==== SUPPLIED DATA ====

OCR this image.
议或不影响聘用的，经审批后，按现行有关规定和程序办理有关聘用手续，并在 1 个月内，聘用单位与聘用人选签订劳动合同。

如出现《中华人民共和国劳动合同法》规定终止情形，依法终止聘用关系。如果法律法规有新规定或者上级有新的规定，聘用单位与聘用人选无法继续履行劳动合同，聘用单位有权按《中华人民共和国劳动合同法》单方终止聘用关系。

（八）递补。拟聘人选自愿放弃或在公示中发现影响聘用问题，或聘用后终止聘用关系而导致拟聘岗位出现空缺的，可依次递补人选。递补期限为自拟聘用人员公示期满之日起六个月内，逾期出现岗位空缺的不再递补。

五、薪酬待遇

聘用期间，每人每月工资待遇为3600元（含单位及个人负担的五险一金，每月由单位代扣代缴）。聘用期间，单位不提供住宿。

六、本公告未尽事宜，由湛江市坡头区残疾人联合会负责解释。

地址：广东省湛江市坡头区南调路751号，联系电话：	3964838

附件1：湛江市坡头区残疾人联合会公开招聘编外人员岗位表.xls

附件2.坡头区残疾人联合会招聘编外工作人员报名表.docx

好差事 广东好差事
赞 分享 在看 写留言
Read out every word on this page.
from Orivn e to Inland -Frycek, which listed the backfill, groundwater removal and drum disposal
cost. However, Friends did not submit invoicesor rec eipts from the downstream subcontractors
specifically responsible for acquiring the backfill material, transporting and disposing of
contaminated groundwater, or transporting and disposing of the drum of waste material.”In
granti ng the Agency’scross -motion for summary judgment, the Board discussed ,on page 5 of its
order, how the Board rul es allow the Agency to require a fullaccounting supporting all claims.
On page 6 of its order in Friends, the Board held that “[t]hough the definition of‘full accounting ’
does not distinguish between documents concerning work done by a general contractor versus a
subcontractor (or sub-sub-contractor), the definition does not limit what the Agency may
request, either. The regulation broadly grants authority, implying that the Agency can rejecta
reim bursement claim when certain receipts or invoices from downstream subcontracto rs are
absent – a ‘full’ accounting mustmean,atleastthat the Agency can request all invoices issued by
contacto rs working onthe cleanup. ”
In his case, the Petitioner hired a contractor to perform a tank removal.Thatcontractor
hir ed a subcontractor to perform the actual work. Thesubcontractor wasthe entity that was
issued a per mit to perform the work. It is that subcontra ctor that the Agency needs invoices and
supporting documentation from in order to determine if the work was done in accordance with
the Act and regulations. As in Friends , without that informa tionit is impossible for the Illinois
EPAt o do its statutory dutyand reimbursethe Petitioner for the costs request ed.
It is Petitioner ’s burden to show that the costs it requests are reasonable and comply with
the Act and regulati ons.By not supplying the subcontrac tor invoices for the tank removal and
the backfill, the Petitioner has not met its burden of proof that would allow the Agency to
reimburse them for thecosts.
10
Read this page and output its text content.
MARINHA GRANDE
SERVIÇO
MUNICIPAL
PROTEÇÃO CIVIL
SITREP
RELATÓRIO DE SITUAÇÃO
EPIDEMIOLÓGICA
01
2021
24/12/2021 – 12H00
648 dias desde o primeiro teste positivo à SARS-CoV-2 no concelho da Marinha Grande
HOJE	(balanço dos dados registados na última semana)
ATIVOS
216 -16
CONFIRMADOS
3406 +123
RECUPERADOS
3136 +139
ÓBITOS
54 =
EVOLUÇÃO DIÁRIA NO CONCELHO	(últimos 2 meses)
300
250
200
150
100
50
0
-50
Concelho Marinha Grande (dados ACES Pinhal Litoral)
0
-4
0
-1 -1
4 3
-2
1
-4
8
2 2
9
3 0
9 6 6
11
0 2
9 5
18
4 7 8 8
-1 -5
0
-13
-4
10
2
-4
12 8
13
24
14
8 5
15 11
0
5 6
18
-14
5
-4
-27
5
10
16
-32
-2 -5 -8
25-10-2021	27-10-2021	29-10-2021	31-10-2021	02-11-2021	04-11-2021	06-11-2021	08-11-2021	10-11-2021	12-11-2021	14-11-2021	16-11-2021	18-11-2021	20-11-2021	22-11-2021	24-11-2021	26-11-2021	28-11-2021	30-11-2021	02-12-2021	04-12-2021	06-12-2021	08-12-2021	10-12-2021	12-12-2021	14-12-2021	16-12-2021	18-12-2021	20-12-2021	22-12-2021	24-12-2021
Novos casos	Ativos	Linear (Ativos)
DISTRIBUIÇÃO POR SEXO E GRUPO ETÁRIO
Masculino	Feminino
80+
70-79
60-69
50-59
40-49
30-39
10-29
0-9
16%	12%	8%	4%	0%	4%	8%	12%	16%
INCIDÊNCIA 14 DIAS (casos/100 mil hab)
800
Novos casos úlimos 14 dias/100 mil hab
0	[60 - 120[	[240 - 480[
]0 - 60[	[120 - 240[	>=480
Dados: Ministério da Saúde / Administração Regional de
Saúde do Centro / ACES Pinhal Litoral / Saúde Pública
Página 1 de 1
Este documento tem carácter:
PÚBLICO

====

### EXERCISE GOAL
Select every line in the material above where the string "does" occurs, and copy it.

### WRITTEN SOLUTION
does not distinguish between documents concerning work done by a general contractor versus a
subcontractor (or sub-sub-contractor), the definition does not limit what the Agency may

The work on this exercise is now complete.